■ **What you are asked to do**
Reproduce the records below exactly, leaving out any pictures.

■ **Data to process**
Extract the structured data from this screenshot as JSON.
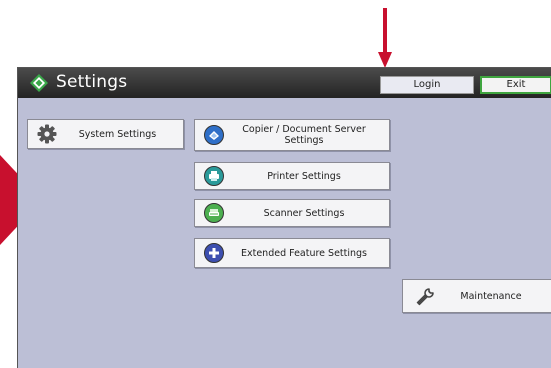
{
  "header": {
    "title": "Settings",
    "login_label": "Login",
    "exit_label": "Exit"
  },
  "buttons": {
    "system_settings": "System Settings",
    "copier_line1": "Copier / Document Server",
    "copier_line2": "Settings",
    "printer": "Printer Settings",
    "scanner": "Scanner Settings",
    "extended": "Extended Feature Settings",
    "maintenance": "Maintenance"
  },
  "icons": {
    "title": "settings-diamond-icon",
    "system": "gear-icon",
    "copier": "copier-icon",
    "printer": "printer-icon",
    "scanner": "scanner-icon",
    "extended": "extended-feature-icon",
    "maintenance": "wrench-icon"
  },
  "colors": {
    "panel_bg": "#bcbfd6",
    "titlebar": "#2c2c2c",
    "exit_border": "#3fa53f",
    "annotation_arrow": "#c8102e",
    "copier_icon": "#2f6fc8",
    "printer_icon": "#2a9a9a",
    "scanner_icon": "#4caf50",
    "extended_icon": "#3d4fb0"
  }
}
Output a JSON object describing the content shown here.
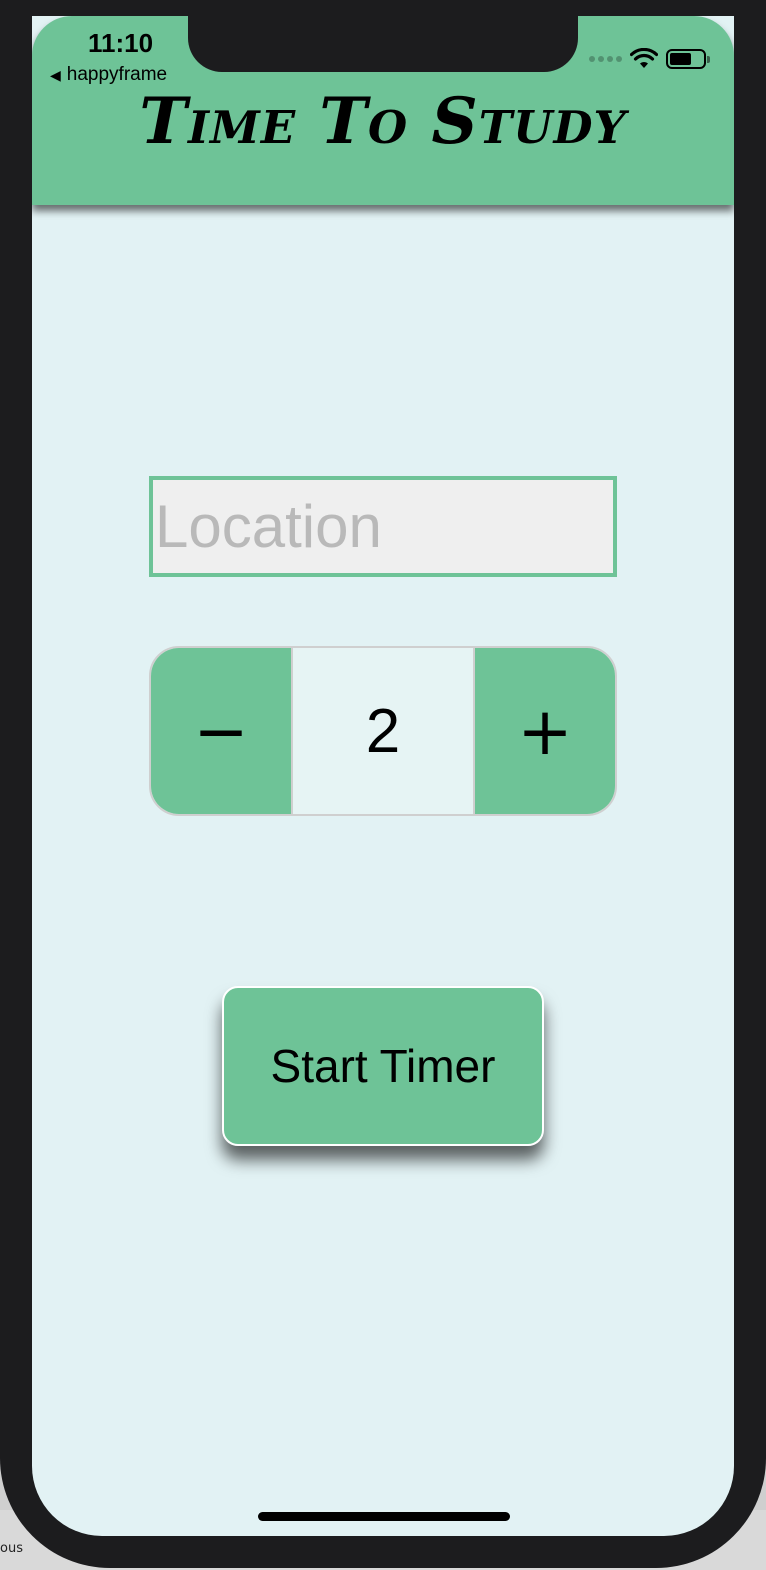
{
  "status_bar": {
    "time": "11:10",
    "back_app": "happyframe"
  },
  "header": {
    "title": "Time To Study"
  },
  "location": {
    "placeholder": "Location",
    "value": ""
  },
  "stepper": {
    "decrement_label": "−",
    "value": "2",
    "increment_label": "+"
  },
  "start_button": {
    "label": "Start Timer"
  },
  "desktop": {
    "partial_label": "ous"
  },
  "colors": {
    "accent": "#6ec397",
    "background": "#e2f2f4",
    "field_background": "#efefef",
    "frame": "#1c1c1e"
  },
  "icons": {
    "back": "back-triangle-icon",
    "signal": "cellular-signal-icon",
    "wifi": "wifi-icon",
    "battery": "battery-icon"
  },
  "battery_level": 0.65
}
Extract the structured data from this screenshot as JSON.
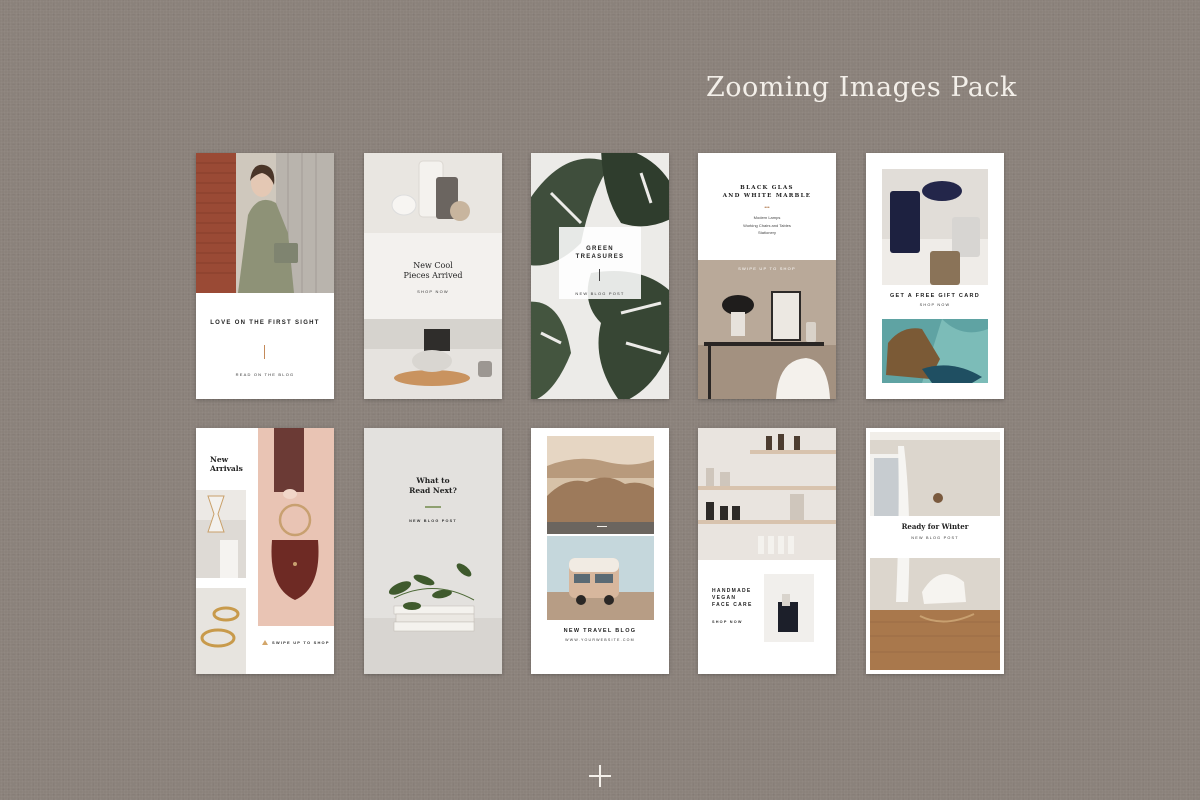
{
  "pack_title": "Zooming Images Pack",
  "cards": {
    "card1": {
      "heading": "LOVE ON\nTHE FIRST SIGHT",
      "cta": "READ ON THE BLOG"
    },
    "card2": {
      "heading": "New Cool\nPieces Arrived",
      "cta": "SHOP NOW"
    },
    "card3": {
      "heading": "GREEN\nTREASURES",
      "cta": "NEW BLOG POST"
    },
    "card4": {
      "heading": "BLACK GLAS\nAND WHITE MARBLE",
      "items": [
        "Modern Lamps",
        "Working Chairs and Tables",
        "Stationery"
      ],
      "cta": "SWIPE UP TO SHOP"
    },
    "card5": {
      "heading": "GET A FREE GIFT CARD",
      "cta": "SHOP NOW"
    },
    "card6": {
      "heading": "New\nArrivals",
      "cta": "SWIPE UP TO SHOP"
    },
    "card7": {
      "heading": "What to\nRead Next?",
      "cta": "NEW BLOG POST"
    },
    "card8": {
      "heading": "NEW TRAVEL BLOG",
      "cta": "WWW.YOURWEBSITE.COM"
    },
    "card9": {
      "heading": "HANDMADE\nVEGAN\nFACE CARE",
      "cta": "SHOP NOW"
    },
    "card10": {
      "heading": "Ready for Winter",
      "cta": "NEW BLOG POST"
    }
  },
  "icons": {
    "add": "plus-icon",
    "arrow": "triangle-arrow-icon"
  }
}
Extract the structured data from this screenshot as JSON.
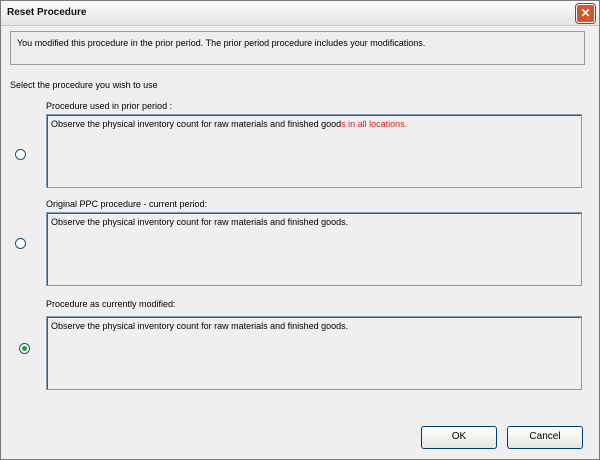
{
  "window": {
    "title": "Reset Procedure",
    "close_glyph": "✕"
  },
  "info": {
    "message": "You modified this procedure in the prior period. The prior period procedure includes your modifications."
  },
  "prompt": "Select the procedure you wish to use",
  "options": [
    {
      "label": "Procedure used in prior period :",
      "text_main": "Observe the physical inventory count for raw materials and finished good",
      "text_highlight": "s in all locations.",
      "selected": false
    },
    {
      "label": "Original PPC procedure - current period:",
      "text_main": "Observe the physical inventory count for raw materials and finished goods.",
      "selected": false
    },
    {
      "label": "Procedure as currently modified:",
      "text_main": "Observe the physical inventory count for raw materials and finished goods.",
      "selected": true
    }
  ],
  "buttons": {
    "ok": "OK",
    "cancel": "Cancel"
  },
  "colors": {
    "highlight_text": "#e21b1b",
    "radio_selected": "#21a121"
  }
}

■ **Task response**
Extract the structured data from this screenshot as JSON.
{
  "header": {
    "title": "Settings",
    "login_label": "Login",
    "exit_label": "Exit"
  },
  "buttons": {
    "system_settings": "System Settings",
    "copier_line1": "Copier / Document Server",
    "copier_line2": "Settings",
    "printer": "Printer Settings",
    "scanner": "Scanner Settings",
    "extended": "Extended Feature Settings",
    "maintenance": "Maintenance"
  },
  "icons": {
    "title": "settings-diamond-icon",
    "system": "gear-icon",
    "copier": "copier-icon",
    "printer": "printer-icon",
    "scanner": "scanner-icon",
    "extended": "extended-feature-icon",
    "maintenance": "wrench-icon"
  },
  "colors": {
    "panel_bg": "#bcbfd6",
    "titlebar": "#2c2c2c",
    "exit_border": "#3fa53f",
    "annotation_arrow": "#c8102e",
    "copier_icon": "#2f6fc8",
    "printer_icon": "#2a9a9a",
    "scanner_icon": "#4caf50",
    "extended_icon": "#3d4fb0"
  }
}
Output a JSON object describing the content shown here.
{
  "status_bar": {
    "time": "11:10",
    "back_app": "happyframe"
  },
  "header": {
    "title": "Time To Study"
  },
  "location": {
    "placeholder": "Location",
    "value": ""
  },
  "stepper": {
    "decrement_label": "−",
    "value": "2",
    "increment_label": "+"
  },
  "start_button": {
    "label": "Start Timer"
  },
  "desktop": {
    "partial_label": "ous"
  },
  "colors": {
    "accent": "#6ec397",
    "background": "#e2f2f4",
    "field_background": "#efefef",
    "frame": "#1c1c1e"
  },
  "icons": {
    "back": "back-triangle-icon",
    "signal": "cellular-signal-icon",
    "wifi": "wifi-icon",
    "battery": "battery-icon"
  },
  "battery_level": 0.65
}
Extract the structured data from this screenshot as JSON.
{
  "pack_title": "Zooming Images Pack",
  "cards": {
    "card1": {
      "heading": "LOVE ON\nTHE FIRST SIGHT",
      "cta": "READ ON THE BLOG"
    },
    "card2": {
      "heading": "New Cool\nPieces Arrived",
      "cta": "SHOP NOW"
    },
    "card3": {
      "heading": "GREEN\nTREASURES",
      "cta": "NEW BLOG POST"
    },
    "card4": {
      "heading": "BLACK GLAS\nAND WHITE MARBLE",
      "items": [
        "Modern Lamps",
        "Working Chairs and Tables",
        "Stationery"
      ],
      "cta": "SWIPE UP TO SHOP"
    },
    "card5": {
      "heading": "GET A FREE GIFT CARD",
      "cta": "SHOP NOW"
    },
    "card6": {
      "heading": "New\nArrivals",
      "cta": "SWIPE UP TO SHOP"
    },
    "card7": {
      "heading": "What to\nRead Next?",
      "cta": "NEW BLOG POST"
    },
    "card8": {
      "heading": "NEW TRAVEL BLOG",
      "cta": "WWW.YOURWEBSITE.COM"
    },
    "card9": {
      "heading": "HANDMADE\nVEGAN\nFACE CARE",
      "cta": "SHOP NOW"
    },
    "card10": {
      "heading": "Ready for Winter",
      "cta": "NEW BLOG POST"
    }
  },
  "icons": {
    "add": "plus-icon",
    "arrow": "triangle-arrow-icon"
  }
}
Extract the structured data from this screenshot as JSON.
{
  "window": {
    "title": "Reset Procedure",
    "close_glyph": "✕"
  },
  "info": {
    "message": "You modified this procedure in the prior period. The prior period procedure includes your modifications."
  },
  "prompt": "Select the procedure you wish to use",
  "options": [
    {
      "label": "Procedure used in prior period :",
      "text_main": "Observe the physical inventory count for raw materials and finished good",
      "text_highlight": "s in all locations.",
      "selected": false
    },
    {
      "label": "Original PPC procedure - current period:",
      "text_main": "Observe the physical inventory count for raw materials and finished goods.",
      "selected": false
    },
    {
      "label": "Procedure as currently modified:",
      "text_main": "Observe the physical inventory count for raw materials and finished goods.",
      "selected": true
    }
  ],
  "buttons": {
    "ok": "OK",
    "cancel": "Cancel"
  },
  "colors": {
    "highlight_text": "#e21b1b",
    "radio_selected": "#21a121"
  }
}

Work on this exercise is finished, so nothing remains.